▶ **DATA FOR THIS EXERCISE**:
● ● ● ● ●
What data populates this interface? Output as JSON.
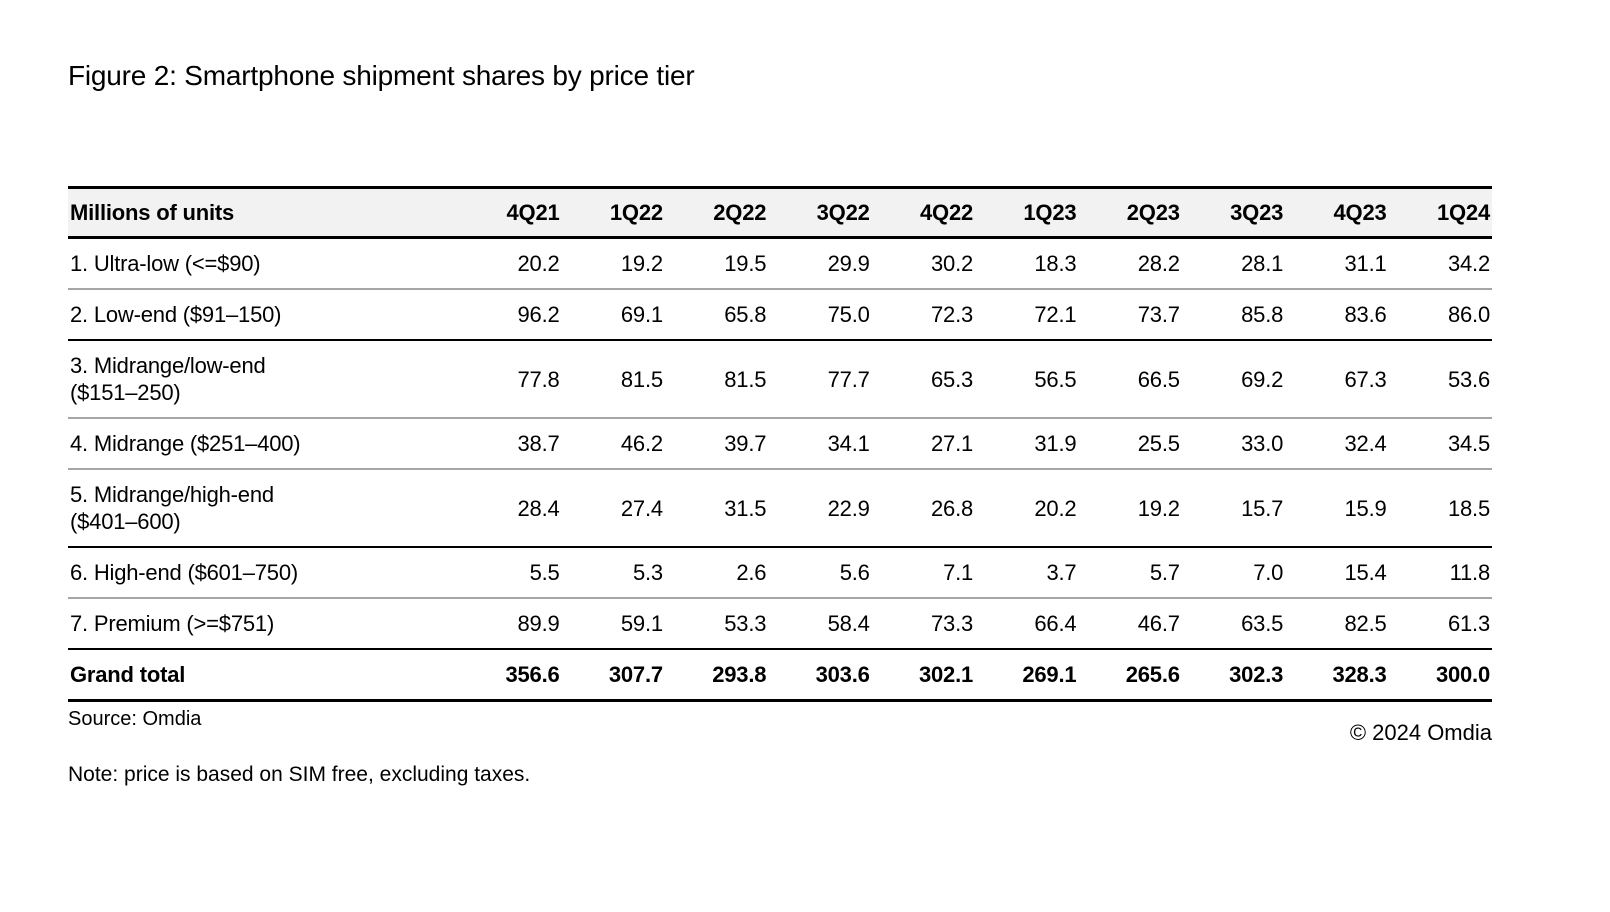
{
  "chart_data": {
    "type": "table",
    "title": "Figure 2: Smartphone shipment shares by price tier",
    "unit_header": "Millions of units",
    "quarter_headers": [
      "4Q21",
      "1Q22",
      "2Q22",
      "3Q22",
      "4Q22",
      "1Q23",
      "2Q23",
      "3Q23",
      "4Q23",
      "1Q24"
    ],
    "rows": [
      {
        "label_lines": [
          "1. Ultra-low (<=$90)"
        ],
        "values": [
          "20.2",
          "19.2",
          "19.5",
          "29.9",
          "30.2",
          "18.3",
          "28.2",
          "28.1",
          "31.1",
          "34.2"
        ],
        "divider": "gray",
        "bold": false
      },
      {
        "label_lines": [
          "2. Low-end ($91–150)"
        ],
        "values": [
          "96.2",
          "69.1",
          "65.8",
          "75.0",
          "72.3",
          "72.1",
          "73.7",
          "85.8",
          "83.6",
          "86.0"
        ],
        "divider": "black",
        "bold": false
      },
      {
        "label_lines": [
          "3. Midrange/low-end",
          "($151–250)"
        ],
        "values": [
          "77.8",
          "81.5",
          "81.5",
          "77.7",
          "65.3",
          "56.5",
          "66.5",
          "69.2",
          "67.3",
          "53.6"
        ],
        "divider": "gray",
        "bold": false
      },
      {
        "label_lines": [
          "4. Midrange ($251–400)"
        ],
        "values": [
          "38.7",
          "46.2",
          "39.7",
          "34.1",
          "27.1",
          "31.9",
          "25.5",
          "33.0",
          "32.4",
          "34.5"
        ],
        "divider": "gray",
        "bold": false
      },
      {
        "label_lines": [
          "5. Midrange/high-end",
          "($401–600)"
        ],
        "values": [
          "28.4",
          "27.4",
          "31.5",
          "22.9",
          "26.8",
          "20.2",
          "19.2",
          "15.7",
          "15.9",
          "18.5"
        ],
        "divider": "black",
        "bold": false
      },
      {
        "label_lines": [
          "6. High-end ($601–750)"
        ],
        "values": [
          "5.5",
          "5.3",
          "2.6",
          "5.6",
          "7.1",
          "3.7",
          "5.7",
          "7.0",
          "15.4",
          "11.8"
        ],
        "divider": "gray",
        "bold": false
      },
      {
        "label_lines": [
          "7. Premium (>=$751)"
        ],
        "values": [
          "89.9",
          "59.1",
          "53.3",
          "58.4",
          "73.3",
          "66.4",
          "46.7",
          "63.5",
          "82.5",
          "61.3"
        ],
        "divider": "black",
        "bold": false
      },
      {
        "label_lines": [
          "Grand total"
        ],
        "values": [
          "356.6",
          "307.7",
          "293.8",
          "303.6",
          "302.1",
          "269.1",
          "265.6",
          "302.3",
          "328.3",
          "300.0"
        ],
        "divider": "black",
        "bold": true
      }
    ],
    "source": "Source: Omdia",
    "copyright": "© 2024 Omdia",
    "note": "Note: price is based on SIM free, excluding taxes.",
    "layout_hints": {
      "header_bg": "#f2f2f2",
      "rule_black": "#000000",
      "rule_gray": "#a6a6a6",
      "text_color": "#000000",
      "background": "#ffffff",
      "value_alignment": "right"
    }
  }
}
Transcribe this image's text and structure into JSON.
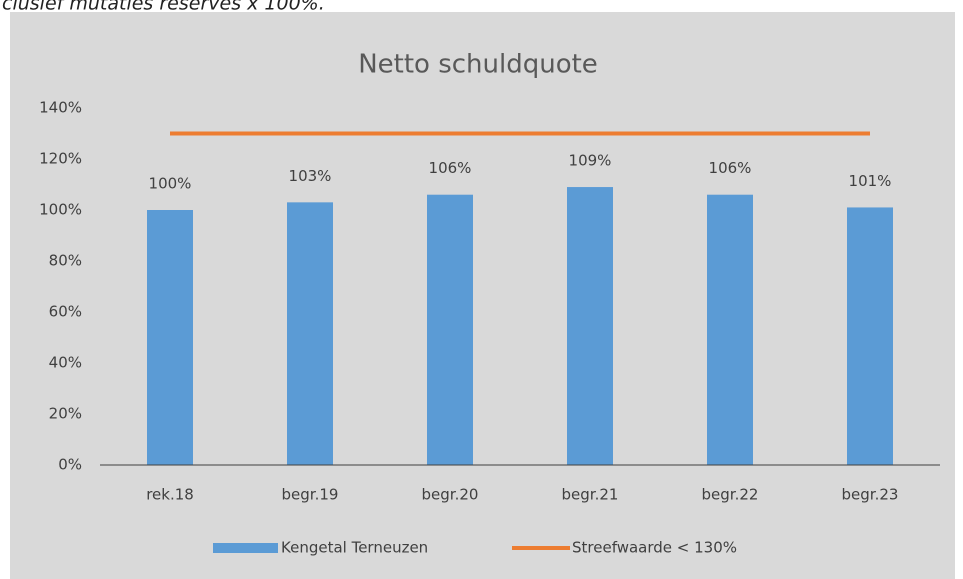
{
  "caption": "clusief mutaties reserves x 100%.",
  "chart_data": {
    "type": "bar",
    "title": "Netto schuldquote",
    "categories": [
      "rek.18",
      "begr.19",
      "begr.20",
      "begr.21",
      "begr.22",
      "begr.23"
    ],
    "series": [
      {
        "name": "Kengetal Terneuzen",
        "type": "bar",
        "color": "#5b9bd5",
        "values": [
          100,
          103,
          106,
          109,
          106,
          101
        ],
        "value_labels": [
          "100%",
          "103%",
          "106%",
          "109%",
          "106%",
          "101%"
        ]
      },
      {
        "name": "Streefwaarde < 130%",
        "type": "line",
        "color": "#ed7d31",
        "values": [
          130,
          130,
          130,
          130,
          130,
          130
        ]
      }
    ],
    "ylim": [
      0,
      140
    ],
    "yticks": [
      {
        "value": 0,
        "label": "0%"
      },
      {
        "value": 20,
        "label": "20%"
      },
      {
        "value": 40,
        "label": "40%"
      },
      {
        "value": 60,
        "label": "60%"
      },
      {
        "value": 80,
        "label": "80%"
      },
      {
        "value": 100,
        "label": "100%"
      },
      {
        "value": 120,
        "label": "120%"
      },
      {
        "value": 140,
        "label": "140%"
      }
    ],
    "grid": false,
    "legend": "bottom"
  }
}
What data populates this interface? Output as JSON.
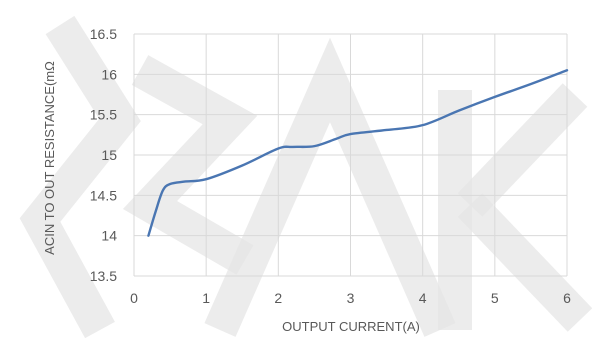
{
  "chart_data": {
    "type": "line",
    "title": "",
    "xlabel": "OUTPUT CURRENT(A)",
    "ylabel": "ACIN TO OUT RESISTANCE(mΩ",
    "xlim": [
      0,
      6
    ],
    "ylim": [
      13.5,
      16.5
    ],
    "x_ticks": [
      "0",
      "1",
      "2",
      "3",
      "4",
      "5",
      "6"
    ],
    "y_ticks": [
      "13.5",
      "14",
      "14.5",
      "15",
      "15.5",
      "16",
      "16.5"
    ],
    "grid": true,
    "legend": "none",
    "series": [
      {
        "color": "#4a76b2",
        "points": [
          {
            "x": 0.2,
            "y": 14.0
          },
          {
            "x": 0.3,
            "y": 14.3
          },
          {
            "x": 0.4,
            "y": 14.56
          },
          {
            "x": 0.5,
            "y": 14.64
          },
          {
            "x": 0.7,
            "y": 14.67
          },
          {
            "x": 1.0,
            "y": 14.7
          },
          {
            "x": 1.5,
            "y": 14.87
          },
          {
            "x": 2.0,
            "y": 15.08
          },
          {
            "x": 2.2,
            "y": 15.1
          },
          {
            "x": 2.5,
            "y": 15.11
          },
          {
            "x": 2.8,
            "y": 15.2
          },
          {
            "x": 3.0,
            "y": 15.26
          },
          {
            "x": 3.5,
            "y": 15.31
          },
          {
            "x": 4.0,
            "y": 15.37
          },
          {
            "x": 4.5,
            "y": 15.55
          },
          {
            "x": 5.0,
            "y": 15.72
          },
          {
            "x": 5.5,
            "y": 15.88
          },
          {
            "x": 6.0,
            "y": 16.05
          }
        ]
      }
    ]
  },
  "colors": {
    "grid": "#d9d9d9",
    "text": "#595959",
    "watermark": "#e6e6e6"
  }
}
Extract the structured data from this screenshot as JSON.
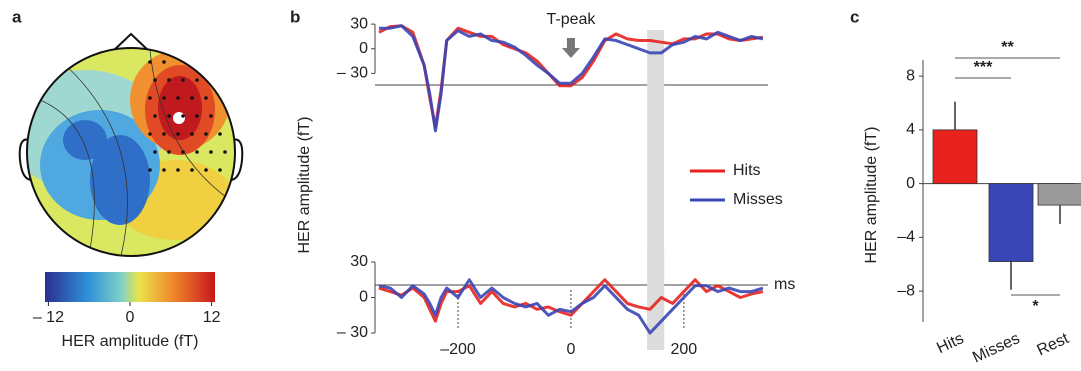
{
  "chart_data": [
    {
      "type": "topomap",
      "panel": "a",
      "colorbar_label": "HER amplitude (fT)",
      "clim": [
        -12.5,
        12.5
      ],
      "cticks": [
        {
          "value": -12,
          "label": "– 12"
        },
        0,
        12
      ]
    },
    {
      "type": "line",
      "panel": "b",
      "ylabel": "HER amplitude (fT)",
      "annotation": "T-peak",
      "annotation_x": 0,
      "x": [
        -340,
        -320,
        -300,
        -280,
        -260,
        -250,
        -240,
        -230,
        -220,
        -200,
        -180,
        -160,
        -140,
        -120,
        -100,
        -80,
        -60,
        -40,
        -20,
        0,
        20,
        40,
        60,
        80,
        100,
        120,
        140,
        160,
        180,
        200,
        220,
        240,
        260,
        280,
        300,
        320,
        340
      ],
      "xlim": [
        -347,
        349
      ],
      "ylim": [
        -105,
        35
      ],
      "yticks": [
        {
          "value": -30,
          "label": "– 30"
        },
        0,
        30
      ],
      "shaded_range": [
        135,
        165
      ],
      "legend": "right",
      "series": [
        {
          "name": "Hits",
          "color": "#e8231f",
          "values": [
            20,
            27,
            28,
            20,
            -20,
            -60,
            -95,
            -50,
            10,
            25,
            20,
            15,
            15,
            5,
            0,
            -5,
            -15,
            -30,
            -45,
            -45,
            -35,
            -15,
            10,
            18,
            12,
            10,
            10,
            8,
            6,
            12,
            12,
            18,
            18,
            12,
            10,
            12,
            14
          ]
        },
        {
          "name": "Misses",
          "color": "#3a46b5",
          "values": [
            25,
            25,
            28,
            15,
            -20,
            -55,
            -100,
            -55,
            10,
            22,
            15,
            18,
            10,
            8,
            2,
            -8,
            -20,
            -30,
            -42,
            -42,
            -30,
            -10,
            12,
            10,
            5,
            0,
            -5,
            -5,
            5,
            8,
            15,
            12,
            20,
            15,
            10,
            15,
            12
          ]
        }
      ]
    },
    {
      "type": "line",
      "xlabel": "ms",
      "x": [
        -340,
        -320,
        -300,
        -280,
        -260,
        -250,
        -240,
        -230,
        -220,
        -200,
        -180,
        -160,
        -140,
        -120,
        -100,
        -80,
        -60,
        -40,
        -20,
        0,
        20,
        40,
        60,
        80,
        100,
        120,
        140,
        160,
        180,
        200,
        220,
        240,
        260,
        280,
        300,
        320,
        340
      ],
      "xlim": [
        -347,
        349
      ],
      "ylim": [
        -30,
        30
      ],
      "yticks": [
        {
          "value": -30,
          "label": "– 30"
        },
        0,
        30
      ],
      "xticks": [
        {
          "value": -200,
          "label": "–200"
        },
        0,
        200
      ],
      "shaded_range": [
        135,
        165
      ],
      "series": [
        {
          "color": "#e8231f",
          "values": [
            8,
            5,
            2,
            8,
            0,
            -10,
            -20,
            -5,
            5,
            5,
            10,
            -5,
            5,
            -5,
            -8,
            -5,
            -10,
            -8,
            -12,
            -15,
            -5,
            5,
            15,
            5,
            -5,
            -8,
            -10,
            0,
            -5,
            5,
            15,
            5,
            10,
            5,
            0,
            3,
            5
          ]
        },
        {
          "color": "#3a46b5",
          "values": [
            10,
            8,
            0,
            10,
            3,
            -5,
            -15,
            0,
            8,
            0,
            15,
            0,
            8,
            0,
            -5,
            -8,
            -5,
            -15,
            -10,
            -12,
            -5,
            0,
            10,
            0,
            -10,
            -15,
            -30,
            -20,
            -10,
            0,
            10,
            10,
            5,
            8,
            5,
            5,
            8
          ]
        }
      ]
    },
    {
      "type": "bar",
      "panel": "c",
      "ylabel": "HER amplitude (fT)",
      "categories": [
        "Hits",
        "Misses",
        "Rest"
      ],
      "values": [
        4,
        -5.8,
        -1.6
      ],
      "errors": [
        2.1,
        2.1,
        1.4
      ],
      "colors": [
        "#e8231f",
        "#3a46b5",
        "#9a9a9a"
      ],
      "ylim": [
        -10.3,
        9.2
      ],
      "yticks": [
        8,
        4,
        0,
        {
          "value": -4,
          "label": "–4"
        },
        {
          "value": -8,
          "label": "–8"
        }
      ],
      "significance": [
        {
          "between": [
            0,
            1
          ],
          "label": "***"
        },
        {
          "between": [
            0,
            2
          ],
          "label": "**"
        },
        {
          "between": [
            1,
            2
          ],
          "label": "*"
        }
      ]
    }
  ]
}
● ● ● ● ●
▶ **WHAT THE TASK ASKS**:
Count how many lines contain "price" and give only that count.

▶ **EXERCISE RESULT**:
2